Listed records.
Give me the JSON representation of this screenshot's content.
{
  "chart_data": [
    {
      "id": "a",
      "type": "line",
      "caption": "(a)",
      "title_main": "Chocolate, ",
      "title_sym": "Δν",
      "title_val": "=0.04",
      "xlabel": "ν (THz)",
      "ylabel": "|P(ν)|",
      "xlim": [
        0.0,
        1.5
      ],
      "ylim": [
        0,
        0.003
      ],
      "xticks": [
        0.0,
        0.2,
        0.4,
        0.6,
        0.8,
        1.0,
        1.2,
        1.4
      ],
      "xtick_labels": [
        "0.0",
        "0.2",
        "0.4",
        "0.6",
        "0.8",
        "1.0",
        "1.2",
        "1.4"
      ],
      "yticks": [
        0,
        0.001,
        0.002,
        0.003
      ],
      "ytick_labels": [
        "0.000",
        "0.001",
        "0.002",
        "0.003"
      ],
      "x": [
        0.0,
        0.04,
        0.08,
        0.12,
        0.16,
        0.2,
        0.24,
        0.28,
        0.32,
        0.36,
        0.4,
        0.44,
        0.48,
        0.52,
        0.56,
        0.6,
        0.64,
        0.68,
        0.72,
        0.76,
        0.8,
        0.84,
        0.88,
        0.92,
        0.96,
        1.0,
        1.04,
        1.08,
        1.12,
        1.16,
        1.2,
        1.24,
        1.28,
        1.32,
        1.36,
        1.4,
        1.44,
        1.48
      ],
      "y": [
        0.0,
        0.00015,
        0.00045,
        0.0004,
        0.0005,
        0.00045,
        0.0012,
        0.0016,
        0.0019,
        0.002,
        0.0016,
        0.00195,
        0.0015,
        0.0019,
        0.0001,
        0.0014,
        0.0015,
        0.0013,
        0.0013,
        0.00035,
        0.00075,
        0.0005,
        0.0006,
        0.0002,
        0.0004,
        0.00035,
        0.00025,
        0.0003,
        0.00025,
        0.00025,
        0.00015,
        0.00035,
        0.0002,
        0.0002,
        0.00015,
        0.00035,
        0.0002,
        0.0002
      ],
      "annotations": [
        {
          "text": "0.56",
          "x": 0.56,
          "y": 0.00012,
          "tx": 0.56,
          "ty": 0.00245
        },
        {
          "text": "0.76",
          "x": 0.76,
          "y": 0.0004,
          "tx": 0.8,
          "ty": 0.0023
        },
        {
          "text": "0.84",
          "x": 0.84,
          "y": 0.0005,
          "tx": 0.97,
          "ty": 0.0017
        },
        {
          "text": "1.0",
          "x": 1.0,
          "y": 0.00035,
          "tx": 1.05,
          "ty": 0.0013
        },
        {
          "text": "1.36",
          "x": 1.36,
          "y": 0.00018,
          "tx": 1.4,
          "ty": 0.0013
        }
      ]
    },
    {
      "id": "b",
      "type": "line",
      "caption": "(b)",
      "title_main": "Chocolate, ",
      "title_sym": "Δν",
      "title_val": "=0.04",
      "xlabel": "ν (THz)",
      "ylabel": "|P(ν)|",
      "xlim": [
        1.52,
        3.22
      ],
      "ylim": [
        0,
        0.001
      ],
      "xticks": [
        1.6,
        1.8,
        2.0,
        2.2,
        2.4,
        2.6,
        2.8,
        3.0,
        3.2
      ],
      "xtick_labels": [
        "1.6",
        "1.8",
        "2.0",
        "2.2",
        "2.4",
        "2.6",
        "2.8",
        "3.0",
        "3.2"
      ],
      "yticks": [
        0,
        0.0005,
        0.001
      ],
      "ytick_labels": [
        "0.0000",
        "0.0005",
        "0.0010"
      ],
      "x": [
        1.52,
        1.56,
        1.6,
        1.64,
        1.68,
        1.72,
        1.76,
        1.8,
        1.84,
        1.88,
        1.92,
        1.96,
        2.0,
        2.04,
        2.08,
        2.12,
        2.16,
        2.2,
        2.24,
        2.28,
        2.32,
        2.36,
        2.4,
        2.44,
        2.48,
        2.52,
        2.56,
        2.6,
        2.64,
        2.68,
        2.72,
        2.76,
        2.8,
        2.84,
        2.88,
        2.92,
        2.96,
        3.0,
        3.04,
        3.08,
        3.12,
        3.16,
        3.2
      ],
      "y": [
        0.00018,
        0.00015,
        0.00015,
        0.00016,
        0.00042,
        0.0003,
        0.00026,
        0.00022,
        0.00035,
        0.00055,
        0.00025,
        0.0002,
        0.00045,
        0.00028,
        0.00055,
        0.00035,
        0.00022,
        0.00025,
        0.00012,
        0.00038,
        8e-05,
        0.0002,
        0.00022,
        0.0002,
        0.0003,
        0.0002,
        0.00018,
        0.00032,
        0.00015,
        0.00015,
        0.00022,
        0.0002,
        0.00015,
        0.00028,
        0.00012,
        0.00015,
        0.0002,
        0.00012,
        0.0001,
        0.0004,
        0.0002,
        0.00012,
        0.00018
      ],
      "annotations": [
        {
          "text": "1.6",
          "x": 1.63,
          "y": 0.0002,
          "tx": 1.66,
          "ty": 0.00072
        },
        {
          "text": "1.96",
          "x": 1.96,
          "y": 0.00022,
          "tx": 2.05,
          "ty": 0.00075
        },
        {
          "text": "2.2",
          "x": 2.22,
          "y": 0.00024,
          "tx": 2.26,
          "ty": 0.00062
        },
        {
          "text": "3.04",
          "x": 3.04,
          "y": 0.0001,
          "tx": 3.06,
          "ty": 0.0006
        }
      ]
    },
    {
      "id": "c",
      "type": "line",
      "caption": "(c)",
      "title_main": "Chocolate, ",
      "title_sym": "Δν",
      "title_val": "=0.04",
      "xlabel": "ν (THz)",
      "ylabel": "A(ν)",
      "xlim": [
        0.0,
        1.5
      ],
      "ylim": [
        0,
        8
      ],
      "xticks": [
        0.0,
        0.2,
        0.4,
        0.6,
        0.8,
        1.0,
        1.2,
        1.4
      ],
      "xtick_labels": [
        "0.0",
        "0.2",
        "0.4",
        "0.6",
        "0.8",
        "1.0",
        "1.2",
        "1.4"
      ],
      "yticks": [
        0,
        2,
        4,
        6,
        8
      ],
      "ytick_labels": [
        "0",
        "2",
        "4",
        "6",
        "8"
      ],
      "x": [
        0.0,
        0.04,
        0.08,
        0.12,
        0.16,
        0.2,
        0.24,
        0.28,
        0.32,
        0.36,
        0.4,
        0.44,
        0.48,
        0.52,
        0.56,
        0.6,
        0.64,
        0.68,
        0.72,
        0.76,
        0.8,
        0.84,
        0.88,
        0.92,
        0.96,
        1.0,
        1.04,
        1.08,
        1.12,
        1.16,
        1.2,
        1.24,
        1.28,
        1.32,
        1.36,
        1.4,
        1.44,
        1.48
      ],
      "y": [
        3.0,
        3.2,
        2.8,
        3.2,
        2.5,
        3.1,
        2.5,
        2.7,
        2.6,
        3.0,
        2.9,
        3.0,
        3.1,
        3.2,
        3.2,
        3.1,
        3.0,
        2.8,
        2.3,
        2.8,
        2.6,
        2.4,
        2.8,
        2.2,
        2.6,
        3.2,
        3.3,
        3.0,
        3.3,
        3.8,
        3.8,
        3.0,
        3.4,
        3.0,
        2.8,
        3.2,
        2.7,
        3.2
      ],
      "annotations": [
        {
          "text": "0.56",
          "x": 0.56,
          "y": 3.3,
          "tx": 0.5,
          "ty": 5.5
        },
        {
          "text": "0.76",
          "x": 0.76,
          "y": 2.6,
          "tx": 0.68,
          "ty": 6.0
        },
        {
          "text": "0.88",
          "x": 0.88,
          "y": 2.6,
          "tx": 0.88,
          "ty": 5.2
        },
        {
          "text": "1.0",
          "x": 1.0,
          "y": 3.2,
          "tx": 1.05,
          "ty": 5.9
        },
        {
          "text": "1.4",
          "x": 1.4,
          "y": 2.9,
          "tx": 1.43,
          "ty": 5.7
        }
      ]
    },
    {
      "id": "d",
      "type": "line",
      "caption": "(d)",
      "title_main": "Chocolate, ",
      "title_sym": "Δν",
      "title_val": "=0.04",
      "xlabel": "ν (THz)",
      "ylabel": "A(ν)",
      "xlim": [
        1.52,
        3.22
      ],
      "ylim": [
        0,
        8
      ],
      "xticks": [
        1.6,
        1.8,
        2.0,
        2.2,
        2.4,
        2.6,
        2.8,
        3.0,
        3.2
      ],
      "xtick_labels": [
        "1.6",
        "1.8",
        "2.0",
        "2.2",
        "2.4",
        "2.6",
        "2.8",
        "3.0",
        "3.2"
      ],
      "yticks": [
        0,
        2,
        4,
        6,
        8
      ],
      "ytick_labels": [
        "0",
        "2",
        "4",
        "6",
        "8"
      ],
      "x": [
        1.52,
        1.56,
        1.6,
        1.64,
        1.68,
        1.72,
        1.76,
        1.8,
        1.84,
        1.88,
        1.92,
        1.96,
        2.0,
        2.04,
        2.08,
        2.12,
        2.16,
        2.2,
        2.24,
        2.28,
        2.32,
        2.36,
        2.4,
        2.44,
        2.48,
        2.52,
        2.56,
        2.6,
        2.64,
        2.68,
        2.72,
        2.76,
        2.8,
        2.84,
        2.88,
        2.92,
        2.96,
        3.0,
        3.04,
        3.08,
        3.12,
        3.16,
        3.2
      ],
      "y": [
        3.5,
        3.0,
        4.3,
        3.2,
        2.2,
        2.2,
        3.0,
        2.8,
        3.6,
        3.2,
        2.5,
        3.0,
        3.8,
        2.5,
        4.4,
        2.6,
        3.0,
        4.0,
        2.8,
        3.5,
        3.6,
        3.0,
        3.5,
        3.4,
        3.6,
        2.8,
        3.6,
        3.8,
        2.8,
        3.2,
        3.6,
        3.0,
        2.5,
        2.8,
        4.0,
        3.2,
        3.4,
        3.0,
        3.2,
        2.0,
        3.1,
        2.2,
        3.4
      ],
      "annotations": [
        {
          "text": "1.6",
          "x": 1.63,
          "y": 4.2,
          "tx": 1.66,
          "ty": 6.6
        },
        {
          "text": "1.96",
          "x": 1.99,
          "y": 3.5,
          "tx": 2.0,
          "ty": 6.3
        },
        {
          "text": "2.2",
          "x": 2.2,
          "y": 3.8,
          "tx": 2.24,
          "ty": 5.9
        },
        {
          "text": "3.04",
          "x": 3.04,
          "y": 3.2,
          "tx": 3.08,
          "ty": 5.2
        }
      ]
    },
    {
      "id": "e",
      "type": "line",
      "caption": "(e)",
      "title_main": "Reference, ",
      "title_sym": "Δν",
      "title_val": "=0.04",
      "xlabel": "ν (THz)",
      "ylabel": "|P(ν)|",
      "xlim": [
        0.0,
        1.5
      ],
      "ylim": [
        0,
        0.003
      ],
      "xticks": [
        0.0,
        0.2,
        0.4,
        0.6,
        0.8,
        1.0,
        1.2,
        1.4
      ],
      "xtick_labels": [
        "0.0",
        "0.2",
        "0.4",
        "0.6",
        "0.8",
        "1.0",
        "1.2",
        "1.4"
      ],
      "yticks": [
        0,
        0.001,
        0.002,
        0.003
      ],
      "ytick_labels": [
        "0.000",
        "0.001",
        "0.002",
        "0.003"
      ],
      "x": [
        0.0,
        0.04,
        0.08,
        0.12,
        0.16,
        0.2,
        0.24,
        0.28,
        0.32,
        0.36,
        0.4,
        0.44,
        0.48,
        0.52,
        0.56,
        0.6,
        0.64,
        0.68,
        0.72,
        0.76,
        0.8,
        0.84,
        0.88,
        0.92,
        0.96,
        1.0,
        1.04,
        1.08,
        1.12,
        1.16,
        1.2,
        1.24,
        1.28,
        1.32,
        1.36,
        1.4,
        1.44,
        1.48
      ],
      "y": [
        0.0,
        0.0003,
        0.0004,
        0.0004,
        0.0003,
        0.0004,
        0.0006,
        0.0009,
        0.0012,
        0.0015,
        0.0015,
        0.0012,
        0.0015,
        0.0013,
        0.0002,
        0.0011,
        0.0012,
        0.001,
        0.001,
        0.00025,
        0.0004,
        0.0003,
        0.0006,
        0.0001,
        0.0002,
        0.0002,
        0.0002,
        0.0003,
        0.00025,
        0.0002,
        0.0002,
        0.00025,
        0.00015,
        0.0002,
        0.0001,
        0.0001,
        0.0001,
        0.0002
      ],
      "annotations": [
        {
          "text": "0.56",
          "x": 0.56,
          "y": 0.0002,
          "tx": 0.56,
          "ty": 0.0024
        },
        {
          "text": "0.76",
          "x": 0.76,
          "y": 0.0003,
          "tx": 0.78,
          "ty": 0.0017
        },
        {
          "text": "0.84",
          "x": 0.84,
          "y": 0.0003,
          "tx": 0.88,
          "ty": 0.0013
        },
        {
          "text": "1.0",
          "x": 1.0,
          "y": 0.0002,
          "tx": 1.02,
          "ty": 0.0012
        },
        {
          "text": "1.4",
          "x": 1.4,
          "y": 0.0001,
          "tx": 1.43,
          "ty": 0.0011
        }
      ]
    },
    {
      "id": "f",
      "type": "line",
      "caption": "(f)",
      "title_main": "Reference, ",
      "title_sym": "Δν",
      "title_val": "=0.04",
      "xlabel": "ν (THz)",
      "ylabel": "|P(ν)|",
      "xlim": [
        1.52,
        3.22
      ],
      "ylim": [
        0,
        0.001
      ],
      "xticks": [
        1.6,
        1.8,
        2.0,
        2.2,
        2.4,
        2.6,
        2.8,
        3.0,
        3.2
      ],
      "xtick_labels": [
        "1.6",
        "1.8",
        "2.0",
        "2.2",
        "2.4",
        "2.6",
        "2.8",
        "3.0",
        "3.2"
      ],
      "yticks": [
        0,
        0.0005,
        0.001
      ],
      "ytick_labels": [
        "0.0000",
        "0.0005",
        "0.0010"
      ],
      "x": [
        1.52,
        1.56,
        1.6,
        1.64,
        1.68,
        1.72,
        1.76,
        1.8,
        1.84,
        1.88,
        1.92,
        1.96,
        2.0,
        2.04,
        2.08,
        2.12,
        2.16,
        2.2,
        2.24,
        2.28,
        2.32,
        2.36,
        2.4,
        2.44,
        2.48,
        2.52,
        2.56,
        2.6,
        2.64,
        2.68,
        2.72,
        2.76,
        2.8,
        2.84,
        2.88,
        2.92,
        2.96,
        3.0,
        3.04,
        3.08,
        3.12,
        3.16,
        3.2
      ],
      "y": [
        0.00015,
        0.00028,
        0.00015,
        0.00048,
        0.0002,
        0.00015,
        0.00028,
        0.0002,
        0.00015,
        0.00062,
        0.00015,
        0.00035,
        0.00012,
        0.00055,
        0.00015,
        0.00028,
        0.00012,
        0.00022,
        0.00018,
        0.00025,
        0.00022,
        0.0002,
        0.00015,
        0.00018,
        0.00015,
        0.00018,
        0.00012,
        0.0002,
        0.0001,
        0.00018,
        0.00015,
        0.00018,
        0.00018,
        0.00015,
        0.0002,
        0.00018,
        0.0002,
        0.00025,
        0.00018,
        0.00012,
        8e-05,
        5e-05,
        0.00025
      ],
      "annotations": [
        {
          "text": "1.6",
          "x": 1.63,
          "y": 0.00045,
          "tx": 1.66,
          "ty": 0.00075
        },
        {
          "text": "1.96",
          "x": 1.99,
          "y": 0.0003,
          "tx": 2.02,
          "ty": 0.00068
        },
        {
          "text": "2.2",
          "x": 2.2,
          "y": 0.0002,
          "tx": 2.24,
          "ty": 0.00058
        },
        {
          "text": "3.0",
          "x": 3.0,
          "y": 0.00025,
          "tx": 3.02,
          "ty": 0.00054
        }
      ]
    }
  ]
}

Brief.
Every line in the data above that contains "caption" needs to be copied.

Complete response.
      "caption": "(a)",
      "caption": "(b)",
      "caption": "(c)",
      "caption": "(d)",
      "caption": "(e)",
      "caption": "(f)",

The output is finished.